→ WHAT TO PRODUCE
The listing below is to be output in its exact form.

→ INPUT ROWS
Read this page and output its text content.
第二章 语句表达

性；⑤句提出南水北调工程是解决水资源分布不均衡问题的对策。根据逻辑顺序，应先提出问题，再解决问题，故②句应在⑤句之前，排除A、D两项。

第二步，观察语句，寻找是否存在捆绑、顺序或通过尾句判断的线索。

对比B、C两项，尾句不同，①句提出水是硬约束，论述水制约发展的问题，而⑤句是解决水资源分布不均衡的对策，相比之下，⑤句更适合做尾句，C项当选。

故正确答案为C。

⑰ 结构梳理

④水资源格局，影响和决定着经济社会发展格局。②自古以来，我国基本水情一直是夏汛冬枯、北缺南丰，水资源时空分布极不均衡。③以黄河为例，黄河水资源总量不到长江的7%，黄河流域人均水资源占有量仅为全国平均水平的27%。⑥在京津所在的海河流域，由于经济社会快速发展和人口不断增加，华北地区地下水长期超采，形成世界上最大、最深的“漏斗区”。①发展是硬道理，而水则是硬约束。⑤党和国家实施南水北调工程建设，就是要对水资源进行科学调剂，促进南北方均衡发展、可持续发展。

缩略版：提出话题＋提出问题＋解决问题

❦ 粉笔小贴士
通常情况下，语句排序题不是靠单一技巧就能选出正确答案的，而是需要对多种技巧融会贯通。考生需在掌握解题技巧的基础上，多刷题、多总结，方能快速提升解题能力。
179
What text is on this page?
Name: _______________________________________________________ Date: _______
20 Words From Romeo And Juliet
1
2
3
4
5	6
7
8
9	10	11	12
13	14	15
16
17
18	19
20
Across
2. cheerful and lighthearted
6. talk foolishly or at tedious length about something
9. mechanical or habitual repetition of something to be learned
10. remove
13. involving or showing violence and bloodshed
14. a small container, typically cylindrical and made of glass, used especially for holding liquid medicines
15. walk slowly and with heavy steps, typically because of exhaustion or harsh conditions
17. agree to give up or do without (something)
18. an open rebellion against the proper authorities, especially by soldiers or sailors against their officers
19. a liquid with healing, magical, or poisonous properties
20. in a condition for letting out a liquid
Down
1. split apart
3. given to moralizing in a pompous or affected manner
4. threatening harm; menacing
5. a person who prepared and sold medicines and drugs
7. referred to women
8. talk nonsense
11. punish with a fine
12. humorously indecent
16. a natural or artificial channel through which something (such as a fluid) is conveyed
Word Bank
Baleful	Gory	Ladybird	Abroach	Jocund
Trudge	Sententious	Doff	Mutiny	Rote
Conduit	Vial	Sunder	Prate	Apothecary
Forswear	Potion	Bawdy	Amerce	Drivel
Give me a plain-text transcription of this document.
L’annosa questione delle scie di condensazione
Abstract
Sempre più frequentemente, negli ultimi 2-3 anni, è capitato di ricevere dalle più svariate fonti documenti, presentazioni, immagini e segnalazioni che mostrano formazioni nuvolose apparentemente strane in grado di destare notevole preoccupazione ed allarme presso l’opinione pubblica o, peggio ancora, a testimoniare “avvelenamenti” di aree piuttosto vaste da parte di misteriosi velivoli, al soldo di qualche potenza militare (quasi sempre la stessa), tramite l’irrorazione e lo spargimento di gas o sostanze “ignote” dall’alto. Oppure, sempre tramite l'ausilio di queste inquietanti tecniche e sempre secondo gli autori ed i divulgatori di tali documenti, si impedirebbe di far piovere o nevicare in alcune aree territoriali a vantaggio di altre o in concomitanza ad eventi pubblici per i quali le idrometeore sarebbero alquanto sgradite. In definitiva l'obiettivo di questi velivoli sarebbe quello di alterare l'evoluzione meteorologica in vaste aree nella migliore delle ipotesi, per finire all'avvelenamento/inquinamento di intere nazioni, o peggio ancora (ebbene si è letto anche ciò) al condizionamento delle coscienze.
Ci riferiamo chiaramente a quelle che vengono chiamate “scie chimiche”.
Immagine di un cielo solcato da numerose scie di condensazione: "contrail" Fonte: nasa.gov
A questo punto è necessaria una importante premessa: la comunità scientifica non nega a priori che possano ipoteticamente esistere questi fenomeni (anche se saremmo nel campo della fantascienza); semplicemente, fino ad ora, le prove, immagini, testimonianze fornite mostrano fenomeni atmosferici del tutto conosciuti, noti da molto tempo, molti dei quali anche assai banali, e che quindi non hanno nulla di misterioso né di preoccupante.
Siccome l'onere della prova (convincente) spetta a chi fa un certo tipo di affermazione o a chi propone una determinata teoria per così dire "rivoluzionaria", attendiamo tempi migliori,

→ FINAL RESULT
Read this page and output its text content.
第二章 语句表达

性；⑤句提出南水北调工程是解决水资源分布不均衡问题的对策。根据逻辑顺序，应先提出问题，再解决问题，故②句应在⑤句之前，排除A、D两项。

第二步，观察语句，寻找是否存在捆绑、顺序或通过尾句判断的线索。

对比B、C两项，尾句不同，①句提出水是硬约束，论述水制约发展的问题，而⑤句是解决水资源分布不均衡的对策，相比之下，⑤句更适合做尾句，C项当选。

故正确答案为C。

⑰ 结构梳理

④水资源格局，影响和决定着经济社会发展格局。②自古以来，我国基本水情一直是夏汛冬枯、北缺南丰，水资源时空分布极不均衡。③以黄河为例，黄河水资源总量不到长江的7%，黄河流域人均水资源占有量仅为全国平均水平的27%。⑥在京津所在的海河流域，由于经济社会快速发展和人口不断增加，华北地区地下水长期超采，形成世界上最大、最深的“漏斗区”。①发展是硬道理，而水则是硬约束。⑤党和国家实施南水北调工程建设，就是要对水资源进行科学调剂，促进南北方均衡发展、可持续发展。

缩略版：提出话题＋提出问题＋解决问题

❦ 粉笔小贴士
通常情况下，语句排序题不是靠单一技巧就能选出正确答案的，而是需要对多种技巧融会贯通。考生需在掌握解题技巧的基础上，多刷题、多总结，方能快速提升解题能力。
179
What text is on this page?
Name: _______________________________________________________ Date: _______
20 Words From Romeo And Juliet
1
2
3
4
5	6
7
8
9	10	11	12
13	14	15
16
17
18	19
20
Across
2. cheerful and lighthearted
6. talk foolishly or at tedious length about something
9. mechanical or habitual repetition of something to be learned
10. remove
13. involving or showing violence and bloodshed
14. a small container, typically cylindrical and made of glass, used especially for holding liquid medicines
15. walk slowly and with heavy steps, typically because of exhaustion or harsh conditions
17. agree to give up or do without (something)
18. an open rebellion against the proper authorities, especially by soldiers or sailors against their officers
19. a liquid with healing, magical, or poisonous properties
20. in a condition for letting out a liquid
Down
1. split apart
3. given to moralizing in a pompous or affected manner
4. threatening harm; menacing
5. a person who prepared and sold medicines and drugs
7. referred to women
8. talk nonsense
11. punish with a fine
12. humorously indecent
16. a natural or artificial channel through which something (such as a fluid) is conveyed
Word Bank
Baleful	Gory	Ladybird	Abroach	Jocund
Trudge	Sententious	Doff	Mutiny	Rote
Conduit	Vial	Sunder	Prate	Apothecary
Forswear	Potion	Bawdy	Amerce	Drivel
Give me a plain-text transcription of this document.
L’annosa questione delle scie di condensazione
Abstract
Sempre più frequentemente, negli ultimi 2-3 anni, è capitato di ricevere dalle più svariate fonti documenti, presentazioni, immagini e segnalazioni che mostrano formazioni nuvolose apparentemente strane in grado di destare notevole preoccupazione ed allarme presso l’opinione pubblica o, peggio ancora, a testimoniare “avvelenamenti” di aree piuttosto vaste da parte di misteriosi velivoli, al soldo di qualche potenza militare (quasi sempre la stessa), tramite l’irrorazione e lo spargimento di gas o sostanze “ignote” dall’alto. Oppure, sempre tramite l'ausilio di queste inquietanti tecniche e sempre secondo gli autori ed i divulgatori di tali documenti, si impedirebbe di far piovere o nevicare in alcune aree territoriali a vantaggio di altre o in concomitanza ad eventi pubblici per i quali le idrometeore sarebbero alquanto sgradite. In definitiva l'obiettivo di questi velivoli sarebbe quello di alterare l'evoluzione meteorologica in vaste aree nella migliore delle ipotesi, per finire all'avvelenamento/inquinamento di intere nazioni, o peggio ancora (ebbene si è letto anche ciò) al condizionamento delle coscienze.
Ci riferiamo chiaramente a quelle che vengono chiamate “scie chimiche”.
Immagine di un cielo solcato da numerose scie di condensazione: "contrail" Fonte: nasa.gov
A questo punto è necessaria una importante premessa: la comunità scientifica non nega a priori che possano ipoteticamente esistere questi fenomeni (anche se saremmo nel campo della fantascienza); semplicemente, fino ad ora, le prove, immagini, testimonianze fornite mostrano fenomeni atmosferici del tutto conosciuti, noti da molto tempo, molti dei quali anche assai banali, e che quindi non hanno nulla di misterioso né di preoccupante.
Siccome l'onere della prova (convincente) spetta a chi fa un certo tipo di affermazione o a chi propone una determinata teoria per così dire "rivoluzionaria", attendiamo tempi migliori,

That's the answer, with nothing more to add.